:: Data lines ::
(begin)

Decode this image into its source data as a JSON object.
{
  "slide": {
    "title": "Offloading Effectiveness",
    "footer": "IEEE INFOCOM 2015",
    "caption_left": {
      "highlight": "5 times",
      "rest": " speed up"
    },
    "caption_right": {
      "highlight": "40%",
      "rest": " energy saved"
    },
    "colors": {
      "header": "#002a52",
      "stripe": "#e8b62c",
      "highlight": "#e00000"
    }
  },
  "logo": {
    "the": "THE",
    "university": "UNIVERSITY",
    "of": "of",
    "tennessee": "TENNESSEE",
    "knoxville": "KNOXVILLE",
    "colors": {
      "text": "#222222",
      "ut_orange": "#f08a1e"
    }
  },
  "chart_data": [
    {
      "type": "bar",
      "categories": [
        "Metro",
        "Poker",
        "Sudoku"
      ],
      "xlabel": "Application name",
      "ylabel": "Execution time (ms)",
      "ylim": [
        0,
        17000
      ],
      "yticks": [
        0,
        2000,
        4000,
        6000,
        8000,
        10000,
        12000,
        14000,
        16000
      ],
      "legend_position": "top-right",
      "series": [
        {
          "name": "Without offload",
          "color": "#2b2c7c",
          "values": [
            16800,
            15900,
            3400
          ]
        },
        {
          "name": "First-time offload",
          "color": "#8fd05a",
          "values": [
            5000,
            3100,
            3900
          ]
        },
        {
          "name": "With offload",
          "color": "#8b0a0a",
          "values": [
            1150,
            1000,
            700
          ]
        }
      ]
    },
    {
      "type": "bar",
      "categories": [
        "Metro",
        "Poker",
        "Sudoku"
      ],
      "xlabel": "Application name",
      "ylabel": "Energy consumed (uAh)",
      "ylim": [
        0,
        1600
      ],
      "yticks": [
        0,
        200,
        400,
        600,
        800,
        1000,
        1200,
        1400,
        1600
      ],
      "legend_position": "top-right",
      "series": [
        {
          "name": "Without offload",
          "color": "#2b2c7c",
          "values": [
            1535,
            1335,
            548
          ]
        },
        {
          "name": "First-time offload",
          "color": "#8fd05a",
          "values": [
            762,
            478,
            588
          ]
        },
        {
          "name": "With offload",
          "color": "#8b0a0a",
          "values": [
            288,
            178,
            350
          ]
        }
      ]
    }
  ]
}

(end)

:: What you will do ::
Transcribe all the entries, keeping each one exactly as it is.

:: Worked solution ::
Decode this image into its source data as a JSON object.
{
  "slide": {
    "title": "Offloading Effectiveness",
    "footer": "IEEE INFOCOM 2015",
    "caption_left": {
      "highlight": "5 times",
      "rest": " speed up"
    },
    "caption_right": {
      "highlight": "40%",
      "rest": " energy saved"
    },
    "colors": {
      "header": "#002a52",
      "stripe": "#e8b62c",
      "highlight": "#e00000"
    }
  },
  "logo": {
    "the": "THE",
    "university": "UNIVERSITY",
    "of": "of",
    "tennessee": "TENNESSEE",
    "knoxville": "KNOXVILLE",
    "colors": {
      "text": "#222222",
      "ut_orange": "#f08a1e"
    }
  },
  "chart_data": [
    {
      "type": "bar",
      "categories": [
        "Metro",
        "Poker",
        "Sudoku"
      ],
      "xlabel": "Application name",
      "ylabel": "Execution time (ms)",
      "ylim": [
        0,
        17000
      ],
      "yticks": [
        0,
        2000,
        4000,
        6000,
        8000,
        10000,
        12000,
        14000,
        16000
      ],
      "legend_position": "top-right",
      "series": [
        {
          "name": "Without offload",
          "color": "#2b2c7c",
          "values": [
            16800,
            15900,
            3400
          ]
        },
        {
          "name": "First-time offload",
          "color": "#8fd05a",
          "values": [
            5000,
            3100,
            3900
          ]
        },
        {
          "name": "With offload",
          "color": "#8b0a0a",
          "values": [
            1150,
            1000,
            700
          ]
        }
      ]
    },
    {
      "type": "bar",
      "categories": [
        "Metro",
        "Poker",
        "Sudoku"
      ],
      "xlabel": "Application name",
      "ylabel": "Energy consumed (uAh)",
      "ylim": [
        0,
        1600
      ],
      "yticks": [
        0,
        200,
        400,
        600,
        800,
        1000,
        1200,
        1400,
        1600
      ],
      "legend_position": "top-right",
      "series": [
        {
          "name": "Without offload",
          "color": "#2b2c7c",
          "values": [
            1535,
            1335,
            548
          ]
        },
        {
          "name": "First-time offload",
          "color": "#8fd05a",
          "values": [
            762,
            478,
            588
          ]
        },
        {
          "name": "With offload",
          "color": "#8b0a0a",
          "values": [
            288,
            178,
            350
          ]
        }
      ]
    }
  ]
}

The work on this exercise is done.